# Data records
^^^^^^^^^^^^^^^^

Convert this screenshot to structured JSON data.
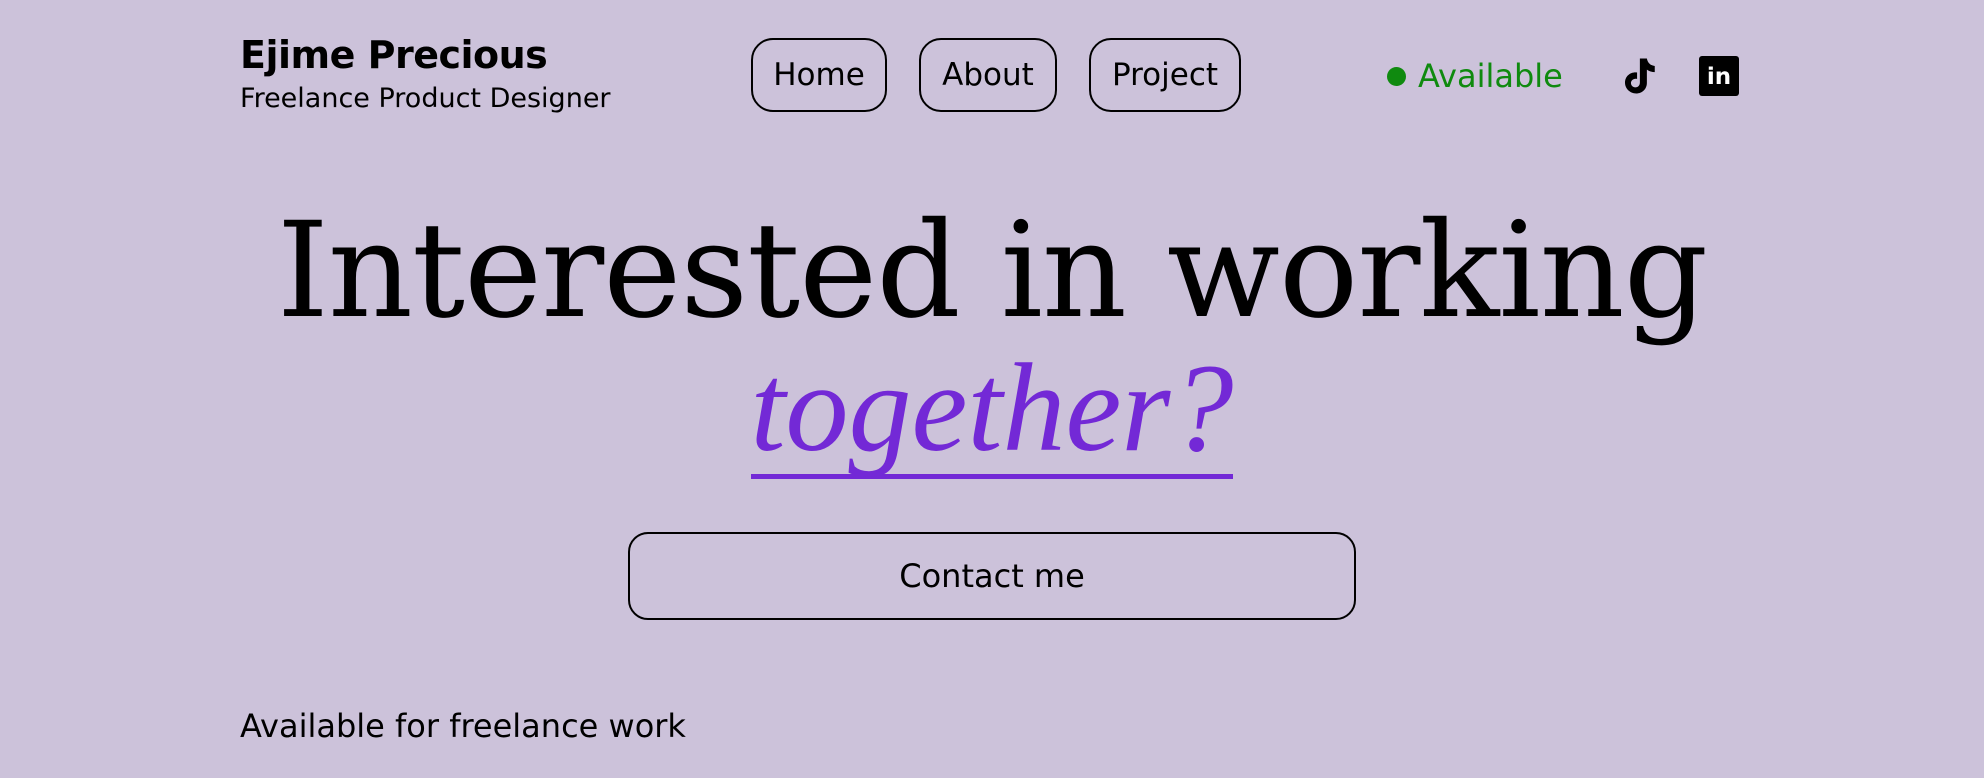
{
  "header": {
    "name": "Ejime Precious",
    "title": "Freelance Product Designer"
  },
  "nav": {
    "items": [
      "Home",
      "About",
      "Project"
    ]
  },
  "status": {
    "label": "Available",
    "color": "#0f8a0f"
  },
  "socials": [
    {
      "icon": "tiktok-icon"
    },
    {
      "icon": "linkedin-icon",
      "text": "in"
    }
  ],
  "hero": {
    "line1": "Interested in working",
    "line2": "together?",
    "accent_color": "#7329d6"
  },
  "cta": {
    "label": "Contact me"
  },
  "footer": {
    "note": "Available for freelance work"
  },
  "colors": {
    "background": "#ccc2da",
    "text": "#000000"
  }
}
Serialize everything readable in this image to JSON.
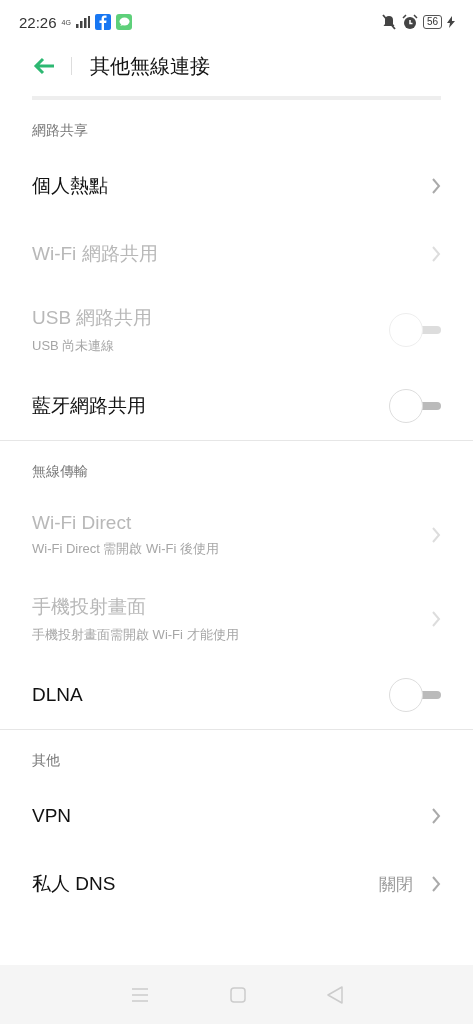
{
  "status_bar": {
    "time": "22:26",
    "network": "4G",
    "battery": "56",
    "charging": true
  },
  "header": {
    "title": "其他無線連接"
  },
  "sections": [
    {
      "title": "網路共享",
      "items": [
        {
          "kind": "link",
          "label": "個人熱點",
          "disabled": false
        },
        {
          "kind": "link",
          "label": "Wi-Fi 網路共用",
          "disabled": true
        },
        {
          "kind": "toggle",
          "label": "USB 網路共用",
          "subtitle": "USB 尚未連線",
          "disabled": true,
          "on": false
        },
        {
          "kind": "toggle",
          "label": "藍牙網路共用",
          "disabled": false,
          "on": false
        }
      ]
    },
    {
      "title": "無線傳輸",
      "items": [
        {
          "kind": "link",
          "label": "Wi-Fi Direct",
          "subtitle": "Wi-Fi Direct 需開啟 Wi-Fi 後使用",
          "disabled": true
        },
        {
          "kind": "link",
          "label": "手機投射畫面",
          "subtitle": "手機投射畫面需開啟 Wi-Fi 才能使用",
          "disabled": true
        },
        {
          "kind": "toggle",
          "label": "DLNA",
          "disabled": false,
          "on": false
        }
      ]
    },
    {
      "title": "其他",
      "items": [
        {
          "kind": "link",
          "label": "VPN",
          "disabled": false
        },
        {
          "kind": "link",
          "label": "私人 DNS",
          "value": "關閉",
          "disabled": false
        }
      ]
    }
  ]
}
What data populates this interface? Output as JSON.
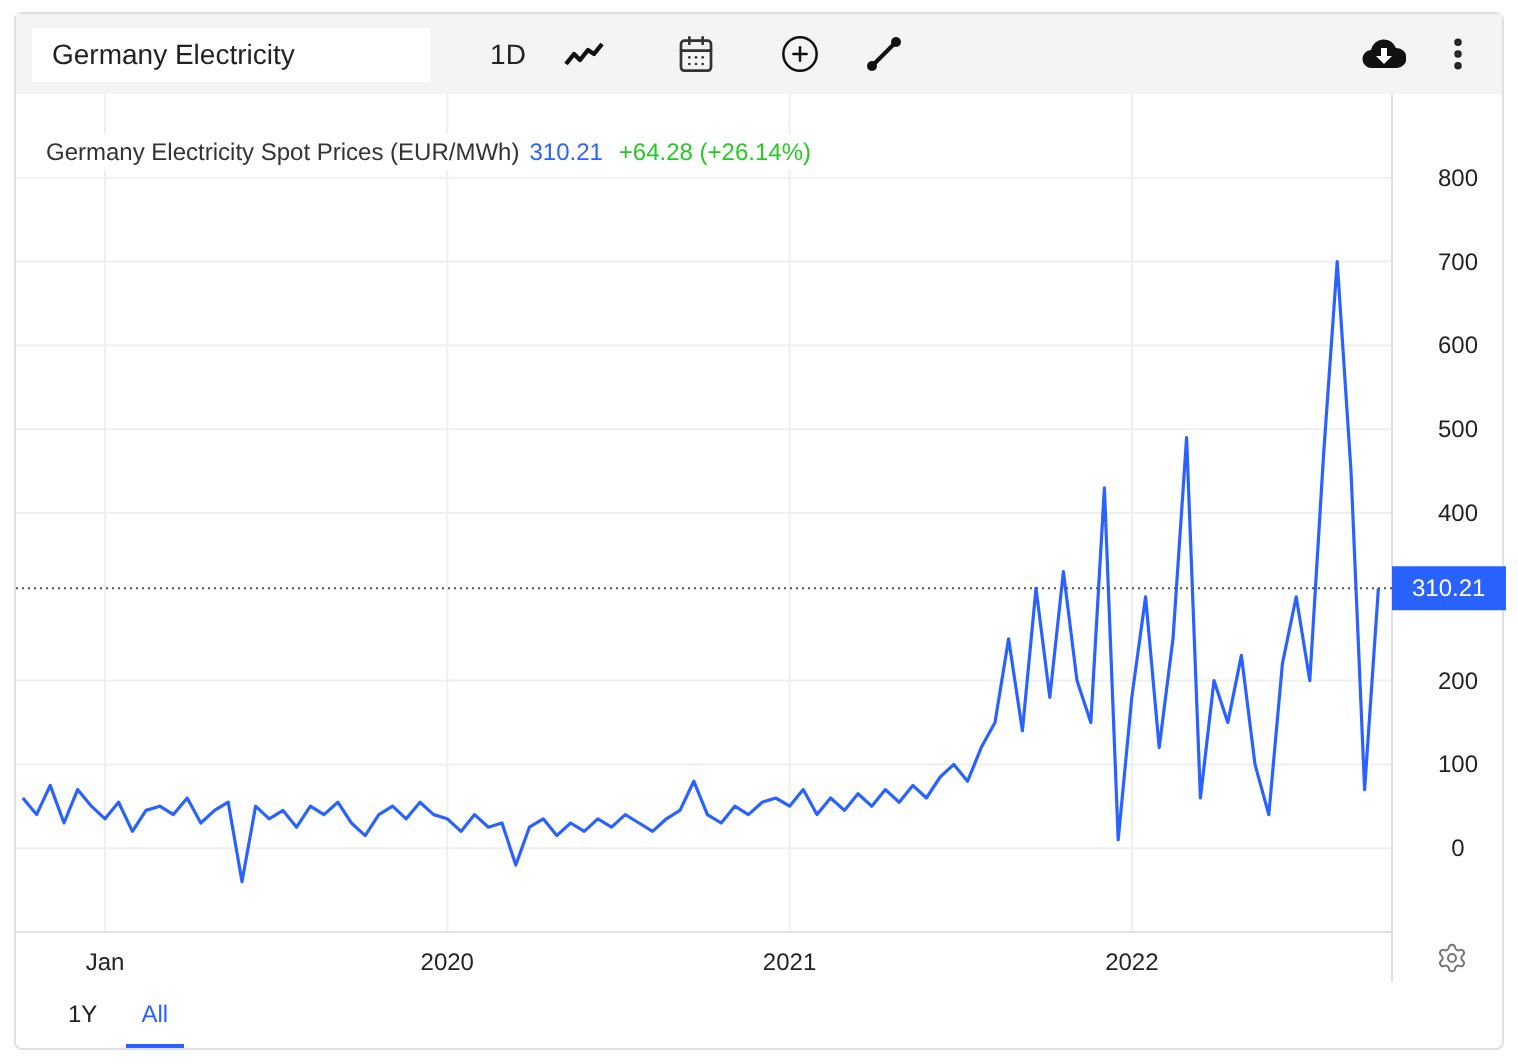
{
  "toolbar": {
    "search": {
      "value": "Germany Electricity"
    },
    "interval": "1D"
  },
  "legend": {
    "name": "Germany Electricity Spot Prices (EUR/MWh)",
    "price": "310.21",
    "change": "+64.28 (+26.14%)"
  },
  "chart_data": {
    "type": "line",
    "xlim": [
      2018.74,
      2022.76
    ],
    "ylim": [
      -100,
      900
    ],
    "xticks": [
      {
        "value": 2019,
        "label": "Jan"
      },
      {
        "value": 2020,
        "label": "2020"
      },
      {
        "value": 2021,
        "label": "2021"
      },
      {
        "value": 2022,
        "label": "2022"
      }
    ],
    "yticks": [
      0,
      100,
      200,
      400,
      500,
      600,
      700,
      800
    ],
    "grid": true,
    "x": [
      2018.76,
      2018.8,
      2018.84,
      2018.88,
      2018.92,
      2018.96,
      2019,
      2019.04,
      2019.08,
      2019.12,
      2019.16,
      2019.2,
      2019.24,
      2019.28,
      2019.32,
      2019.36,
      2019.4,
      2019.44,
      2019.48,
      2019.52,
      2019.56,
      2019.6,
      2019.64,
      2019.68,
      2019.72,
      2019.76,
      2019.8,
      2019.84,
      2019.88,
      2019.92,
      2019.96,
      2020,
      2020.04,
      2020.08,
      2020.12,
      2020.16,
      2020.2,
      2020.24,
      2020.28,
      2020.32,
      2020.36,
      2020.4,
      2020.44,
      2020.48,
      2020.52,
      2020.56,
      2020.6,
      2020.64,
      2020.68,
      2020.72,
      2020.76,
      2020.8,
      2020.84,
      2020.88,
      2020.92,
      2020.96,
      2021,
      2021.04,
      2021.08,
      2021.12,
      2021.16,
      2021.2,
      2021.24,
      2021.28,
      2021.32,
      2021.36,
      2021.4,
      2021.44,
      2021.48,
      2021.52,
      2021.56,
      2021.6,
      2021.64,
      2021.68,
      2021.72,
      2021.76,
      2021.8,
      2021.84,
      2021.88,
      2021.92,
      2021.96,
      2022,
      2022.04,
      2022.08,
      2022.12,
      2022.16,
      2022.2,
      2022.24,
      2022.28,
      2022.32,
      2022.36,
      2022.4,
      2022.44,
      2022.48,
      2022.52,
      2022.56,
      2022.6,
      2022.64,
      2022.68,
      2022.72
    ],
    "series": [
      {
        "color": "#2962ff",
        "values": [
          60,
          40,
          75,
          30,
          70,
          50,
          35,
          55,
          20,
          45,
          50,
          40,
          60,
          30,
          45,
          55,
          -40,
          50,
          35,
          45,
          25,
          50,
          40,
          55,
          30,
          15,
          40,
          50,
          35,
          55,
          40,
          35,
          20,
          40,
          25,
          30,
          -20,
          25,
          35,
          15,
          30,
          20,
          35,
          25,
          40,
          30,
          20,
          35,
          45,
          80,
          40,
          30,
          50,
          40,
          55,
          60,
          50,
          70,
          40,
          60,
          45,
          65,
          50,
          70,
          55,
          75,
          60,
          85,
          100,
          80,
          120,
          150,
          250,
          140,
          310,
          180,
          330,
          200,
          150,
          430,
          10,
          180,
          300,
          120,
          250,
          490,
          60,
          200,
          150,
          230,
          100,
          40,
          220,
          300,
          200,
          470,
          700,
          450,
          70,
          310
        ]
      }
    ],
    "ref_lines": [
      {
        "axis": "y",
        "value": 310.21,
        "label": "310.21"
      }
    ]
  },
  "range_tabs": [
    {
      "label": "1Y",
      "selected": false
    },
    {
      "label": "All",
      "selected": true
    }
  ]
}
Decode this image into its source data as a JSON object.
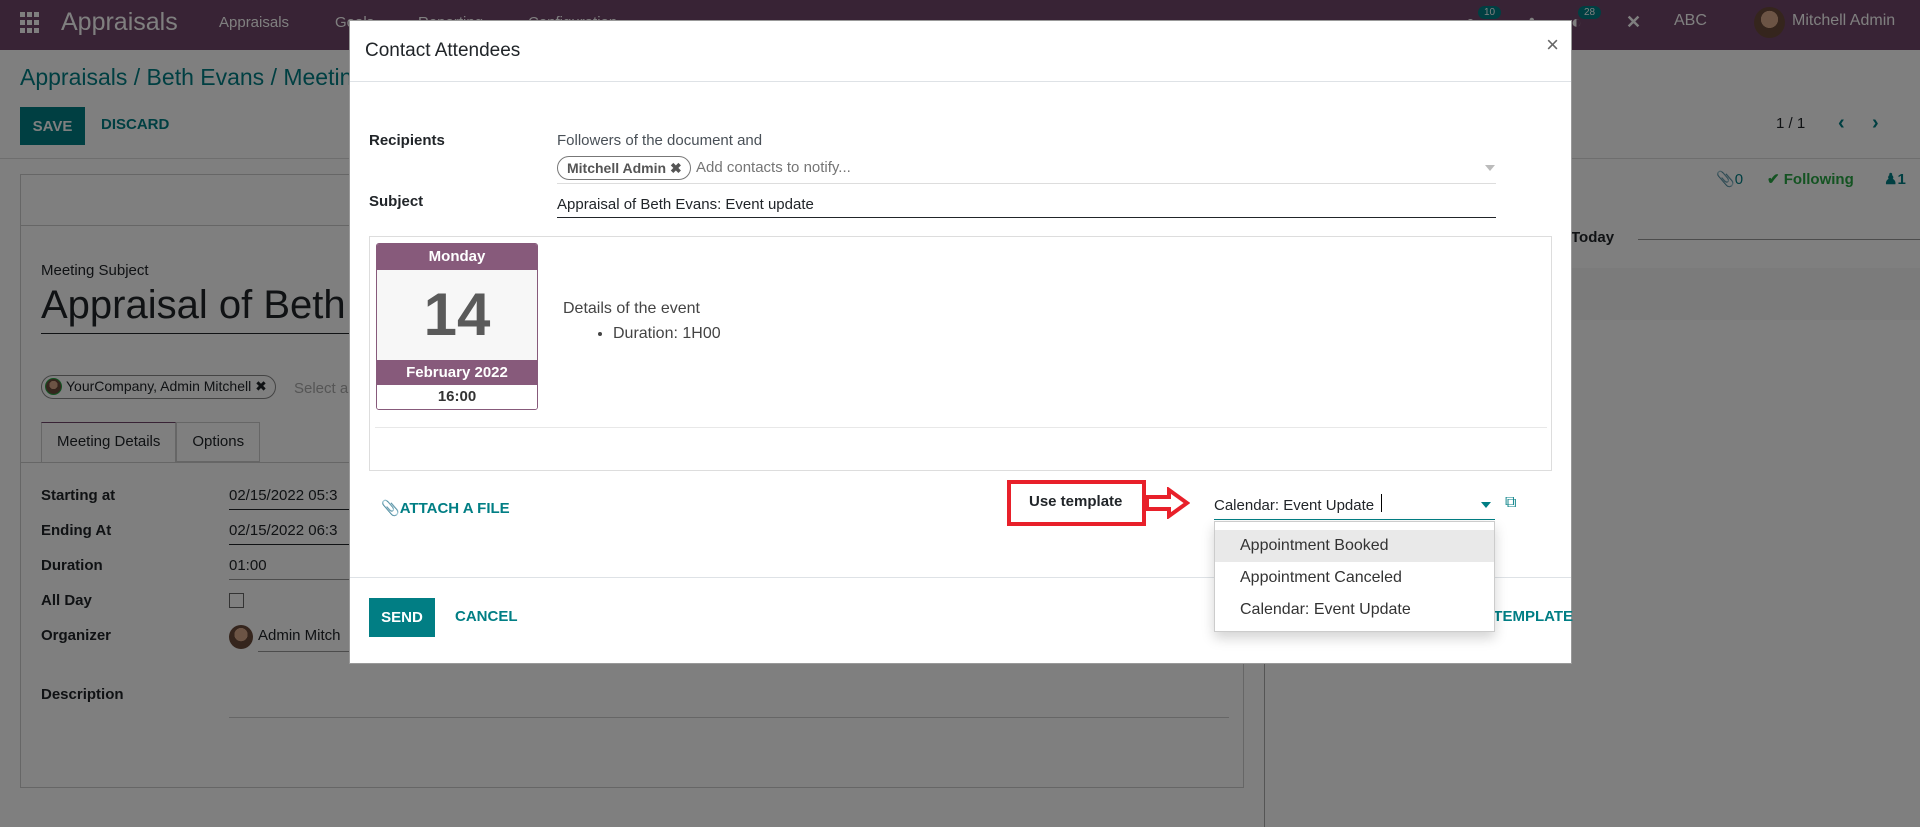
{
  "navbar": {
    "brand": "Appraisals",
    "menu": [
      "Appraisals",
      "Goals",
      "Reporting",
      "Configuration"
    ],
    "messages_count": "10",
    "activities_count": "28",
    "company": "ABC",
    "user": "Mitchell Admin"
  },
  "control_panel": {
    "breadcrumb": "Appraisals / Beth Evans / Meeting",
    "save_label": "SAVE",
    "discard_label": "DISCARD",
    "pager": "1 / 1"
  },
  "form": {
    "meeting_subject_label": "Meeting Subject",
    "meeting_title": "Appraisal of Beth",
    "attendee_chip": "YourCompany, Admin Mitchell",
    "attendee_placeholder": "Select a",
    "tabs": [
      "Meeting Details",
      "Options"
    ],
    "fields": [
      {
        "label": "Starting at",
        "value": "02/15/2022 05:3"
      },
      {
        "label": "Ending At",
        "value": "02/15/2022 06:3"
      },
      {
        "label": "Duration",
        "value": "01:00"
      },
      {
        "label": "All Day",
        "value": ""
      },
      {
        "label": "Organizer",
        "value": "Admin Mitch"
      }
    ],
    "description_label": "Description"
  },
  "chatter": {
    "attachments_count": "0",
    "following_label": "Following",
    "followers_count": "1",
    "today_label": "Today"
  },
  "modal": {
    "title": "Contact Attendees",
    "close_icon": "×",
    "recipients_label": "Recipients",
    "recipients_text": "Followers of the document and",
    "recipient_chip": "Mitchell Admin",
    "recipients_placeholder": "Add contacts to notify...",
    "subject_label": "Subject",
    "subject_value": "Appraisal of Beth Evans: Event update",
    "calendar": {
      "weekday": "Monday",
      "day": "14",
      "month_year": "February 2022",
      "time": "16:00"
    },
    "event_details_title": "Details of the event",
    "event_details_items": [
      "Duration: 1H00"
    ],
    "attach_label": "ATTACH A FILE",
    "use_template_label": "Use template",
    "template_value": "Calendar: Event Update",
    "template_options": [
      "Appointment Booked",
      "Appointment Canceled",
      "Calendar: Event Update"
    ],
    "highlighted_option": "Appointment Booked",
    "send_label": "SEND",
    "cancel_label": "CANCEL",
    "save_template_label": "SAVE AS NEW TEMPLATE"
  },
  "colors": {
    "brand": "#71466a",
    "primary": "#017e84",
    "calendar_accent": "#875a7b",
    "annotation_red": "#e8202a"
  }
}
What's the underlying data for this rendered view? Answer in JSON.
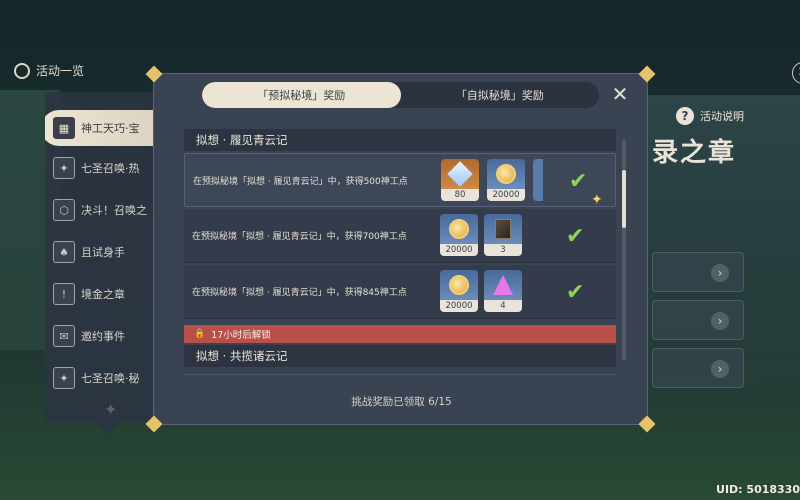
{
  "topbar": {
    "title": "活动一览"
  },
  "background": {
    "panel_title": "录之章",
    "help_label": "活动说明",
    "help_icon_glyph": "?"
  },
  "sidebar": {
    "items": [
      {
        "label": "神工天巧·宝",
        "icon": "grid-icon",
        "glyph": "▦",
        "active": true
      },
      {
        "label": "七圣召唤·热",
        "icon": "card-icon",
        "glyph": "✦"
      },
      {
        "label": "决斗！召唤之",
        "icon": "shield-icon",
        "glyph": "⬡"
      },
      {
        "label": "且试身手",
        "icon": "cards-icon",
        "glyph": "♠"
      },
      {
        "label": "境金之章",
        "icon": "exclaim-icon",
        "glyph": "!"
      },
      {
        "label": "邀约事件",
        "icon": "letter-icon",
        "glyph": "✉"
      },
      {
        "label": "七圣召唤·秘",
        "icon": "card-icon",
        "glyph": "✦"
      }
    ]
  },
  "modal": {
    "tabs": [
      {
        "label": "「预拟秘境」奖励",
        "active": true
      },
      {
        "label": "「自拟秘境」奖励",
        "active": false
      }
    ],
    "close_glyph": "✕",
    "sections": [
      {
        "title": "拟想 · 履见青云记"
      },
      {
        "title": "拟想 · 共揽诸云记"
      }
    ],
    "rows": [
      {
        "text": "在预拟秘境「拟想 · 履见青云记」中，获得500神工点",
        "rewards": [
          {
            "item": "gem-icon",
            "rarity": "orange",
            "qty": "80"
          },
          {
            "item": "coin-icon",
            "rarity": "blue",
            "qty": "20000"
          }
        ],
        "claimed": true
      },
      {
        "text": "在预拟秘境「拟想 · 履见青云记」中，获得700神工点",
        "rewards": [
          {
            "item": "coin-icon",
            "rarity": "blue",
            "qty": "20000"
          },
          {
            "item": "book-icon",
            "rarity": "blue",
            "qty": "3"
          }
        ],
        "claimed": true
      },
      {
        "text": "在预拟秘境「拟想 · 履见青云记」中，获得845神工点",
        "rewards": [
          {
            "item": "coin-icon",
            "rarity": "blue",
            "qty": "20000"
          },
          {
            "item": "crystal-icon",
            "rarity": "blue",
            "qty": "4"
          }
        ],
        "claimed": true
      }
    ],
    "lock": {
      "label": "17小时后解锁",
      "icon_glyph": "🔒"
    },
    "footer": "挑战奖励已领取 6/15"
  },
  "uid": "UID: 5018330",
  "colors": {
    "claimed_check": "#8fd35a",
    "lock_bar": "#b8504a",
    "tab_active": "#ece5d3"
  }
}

^^^^^^^^^^^^^^^^

# What you should do
How many of the lines above include the string "image"? Reply with the number by itself.

# Exercise answer
2